● **Task objective**: Reproduce the material verbatim from its first line through the line containing "y-left-tick-label: 0.1 [48, 151, 65, 165]", including both of those lines.

[Records showing where each element appears]
** BEGIN **

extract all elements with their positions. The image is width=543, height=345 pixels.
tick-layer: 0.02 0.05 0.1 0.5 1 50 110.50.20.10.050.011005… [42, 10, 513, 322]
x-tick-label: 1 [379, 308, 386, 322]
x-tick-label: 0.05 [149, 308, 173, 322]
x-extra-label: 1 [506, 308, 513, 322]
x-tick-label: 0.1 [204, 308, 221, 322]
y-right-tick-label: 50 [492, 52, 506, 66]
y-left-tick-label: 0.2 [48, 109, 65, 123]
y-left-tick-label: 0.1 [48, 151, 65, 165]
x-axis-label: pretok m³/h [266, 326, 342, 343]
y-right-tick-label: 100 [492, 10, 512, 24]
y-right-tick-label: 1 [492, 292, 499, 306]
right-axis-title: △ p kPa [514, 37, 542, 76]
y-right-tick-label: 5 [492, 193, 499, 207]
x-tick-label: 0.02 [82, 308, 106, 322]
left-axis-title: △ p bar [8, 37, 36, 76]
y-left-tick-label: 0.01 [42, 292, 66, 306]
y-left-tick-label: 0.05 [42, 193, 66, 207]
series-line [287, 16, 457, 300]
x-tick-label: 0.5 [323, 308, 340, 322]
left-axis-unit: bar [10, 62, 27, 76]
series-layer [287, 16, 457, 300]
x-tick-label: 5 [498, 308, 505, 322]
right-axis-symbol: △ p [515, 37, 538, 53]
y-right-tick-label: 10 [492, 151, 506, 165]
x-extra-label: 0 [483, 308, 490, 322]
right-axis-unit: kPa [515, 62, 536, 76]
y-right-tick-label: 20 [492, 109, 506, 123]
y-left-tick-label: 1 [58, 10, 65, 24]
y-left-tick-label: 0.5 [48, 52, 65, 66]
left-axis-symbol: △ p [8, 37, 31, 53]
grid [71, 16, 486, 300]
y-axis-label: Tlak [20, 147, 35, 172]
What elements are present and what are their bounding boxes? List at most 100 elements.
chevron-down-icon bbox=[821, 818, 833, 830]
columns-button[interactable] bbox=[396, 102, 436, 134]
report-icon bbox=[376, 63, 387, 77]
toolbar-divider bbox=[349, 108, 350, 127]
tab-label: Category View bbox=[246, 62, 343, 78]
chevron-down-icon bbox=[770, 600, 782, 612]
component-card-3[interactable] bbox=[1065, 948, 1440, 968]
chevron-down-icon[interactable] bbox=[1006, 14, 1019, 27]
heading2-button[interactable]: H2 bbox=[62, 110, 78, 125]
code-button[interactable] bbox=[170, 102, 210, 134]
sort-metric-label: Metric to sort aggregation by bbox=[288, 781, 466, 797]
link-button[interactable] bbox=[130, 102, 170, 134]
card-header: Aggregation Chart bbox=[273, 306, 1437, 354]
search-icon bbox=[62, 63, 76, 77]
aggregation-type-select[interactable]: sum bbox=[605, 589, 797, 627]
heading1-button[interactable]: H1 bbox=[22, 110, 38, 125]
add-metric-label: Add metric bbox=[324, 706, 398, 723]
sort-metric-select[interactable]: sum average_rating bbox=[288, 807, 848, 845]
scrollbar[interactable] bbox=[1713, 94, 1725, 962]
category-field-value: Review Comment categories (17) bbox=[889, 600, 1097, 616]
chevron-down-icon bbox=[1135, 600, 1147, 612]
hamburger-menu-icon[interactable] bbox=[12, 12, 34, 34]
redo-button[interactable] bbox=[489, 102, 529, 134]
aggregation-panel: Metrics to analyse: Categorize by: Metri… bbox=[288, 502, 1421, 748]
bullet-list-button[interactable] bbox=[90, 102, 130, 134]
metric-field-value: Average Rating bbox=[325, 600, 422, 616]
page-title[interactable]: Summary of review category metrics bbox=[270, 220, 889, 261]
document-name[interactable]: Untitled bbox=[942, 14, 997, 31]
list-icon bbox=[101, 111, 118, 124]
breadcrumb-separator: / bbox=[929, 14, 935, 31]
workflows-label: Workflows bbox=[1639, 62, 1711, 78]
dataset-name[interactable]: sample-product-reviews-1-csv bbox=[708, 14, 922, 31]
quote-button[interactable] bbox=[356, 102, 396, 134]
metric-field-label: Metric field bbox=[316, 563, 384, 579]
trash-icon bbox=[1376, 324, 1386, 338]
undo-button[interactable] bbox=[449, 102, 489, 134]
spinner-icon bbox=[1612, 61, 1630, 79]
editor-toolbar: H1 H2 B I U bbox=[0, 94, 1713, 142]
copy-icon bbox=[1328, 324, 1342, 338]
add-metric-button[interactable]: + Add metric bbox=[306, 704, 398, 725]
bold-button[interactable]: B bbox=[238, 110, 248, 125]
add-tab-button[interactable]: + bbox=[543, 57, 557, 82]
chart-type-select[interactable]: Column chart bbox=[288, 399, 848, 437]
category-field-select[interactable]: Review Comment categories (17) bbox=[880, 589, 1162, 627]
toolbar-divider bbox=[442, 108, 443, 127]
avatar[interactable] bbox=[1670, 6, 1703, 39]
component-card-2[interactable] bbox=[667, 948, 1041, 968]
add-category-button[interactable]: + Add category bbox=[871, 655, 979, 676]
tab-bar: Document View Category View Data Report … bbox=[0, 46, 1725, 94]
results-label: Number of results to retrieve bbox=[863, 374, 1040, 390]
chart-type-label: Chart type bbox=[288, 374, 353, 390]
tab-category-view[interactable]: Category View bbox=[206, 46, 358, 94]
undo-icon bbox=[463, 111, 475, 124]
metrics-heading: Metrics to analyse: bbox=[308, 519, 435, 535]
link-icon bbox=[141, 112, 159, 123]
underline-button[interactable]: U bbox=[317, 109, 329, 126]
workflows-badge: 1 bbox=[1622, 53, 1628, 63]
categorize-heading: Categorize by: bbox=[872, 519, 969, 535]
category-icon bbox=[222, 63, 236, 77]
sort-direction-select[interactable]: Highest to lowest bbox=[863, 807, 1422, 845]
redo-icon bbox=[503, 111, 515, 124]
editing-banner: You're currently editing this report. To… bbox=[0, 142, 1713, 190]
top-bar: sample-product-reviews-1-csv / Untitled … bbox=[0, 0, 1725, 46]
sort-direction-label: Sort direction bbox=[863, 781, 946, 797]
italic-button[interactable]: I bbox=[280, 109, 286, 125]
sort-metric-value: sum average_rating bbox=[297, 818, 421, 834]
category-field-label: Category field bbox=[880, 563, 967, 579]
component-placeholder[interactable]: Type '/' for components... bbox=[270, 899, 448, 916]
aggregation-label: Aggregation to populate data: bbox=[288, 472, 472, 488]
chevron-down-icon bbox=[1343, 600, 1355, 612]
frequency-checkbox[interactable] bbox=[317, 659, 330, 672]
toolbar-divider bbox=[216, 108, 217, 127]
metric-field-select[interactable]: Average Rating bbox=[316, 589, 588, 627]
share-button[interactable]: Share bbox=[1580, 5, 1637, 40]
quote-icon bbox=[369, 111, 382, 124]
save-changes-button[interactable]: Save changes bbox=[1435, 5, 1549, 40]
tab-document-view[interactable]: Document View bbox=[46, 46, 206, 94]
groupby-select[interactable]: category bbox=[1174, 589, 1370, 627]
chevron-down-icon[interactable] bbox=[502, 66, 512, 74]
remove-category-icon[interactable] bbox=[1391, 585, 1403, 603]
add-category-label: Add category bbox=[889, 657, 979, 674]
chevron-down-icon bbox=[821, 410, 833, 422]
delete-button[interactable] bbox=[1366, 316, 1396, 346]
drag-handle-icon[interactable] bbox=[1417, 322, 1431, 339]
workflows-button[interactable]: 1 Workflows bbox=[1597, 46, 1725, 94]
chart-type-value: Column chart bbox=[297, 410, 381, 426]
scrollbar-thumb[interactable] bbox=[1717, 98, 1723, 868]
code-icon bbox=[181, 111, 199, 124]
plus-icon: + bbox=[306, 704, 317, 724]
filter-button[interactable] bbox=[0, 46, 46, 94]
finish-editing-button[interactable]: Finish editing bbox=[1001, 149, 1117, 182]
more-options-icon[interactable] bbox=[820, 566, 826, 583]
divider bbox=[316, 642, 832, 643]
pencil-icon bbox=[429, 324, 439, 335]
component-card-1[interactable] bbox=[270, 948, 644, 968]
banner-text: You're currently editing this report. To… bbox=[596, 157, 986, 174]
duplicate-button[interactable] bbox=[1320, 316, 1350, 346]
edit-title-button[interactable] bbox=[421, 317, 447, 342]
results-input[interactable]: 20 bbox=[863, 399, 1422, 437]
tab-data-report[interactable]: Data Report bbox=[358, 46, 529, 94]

** END **

● **Finished exercise**:
extract all elements with their positions. The image is width=543, height=345 pixels.
tick-layer: 0.02 0.05 0.1 0.5 1 50 110.50.20.10.050.011005… [42, 10, 513, 322]
x-tick-label: 1 [379, 308, 386, 322]
x-tick-label: 0.05 [149, 308, 173, 322]
x-extra-label: 1 [506, 308, 513, 322]
x-tick-label: 0.1 [204, 308, 221, 322]
y-right-tick-label: 50 [492, 52, 506, 66]
y-left-tick-label: 0.2 [48, 109, 65, 123]
y-left-tick-label: 0.1 [48, 151, 65, 165]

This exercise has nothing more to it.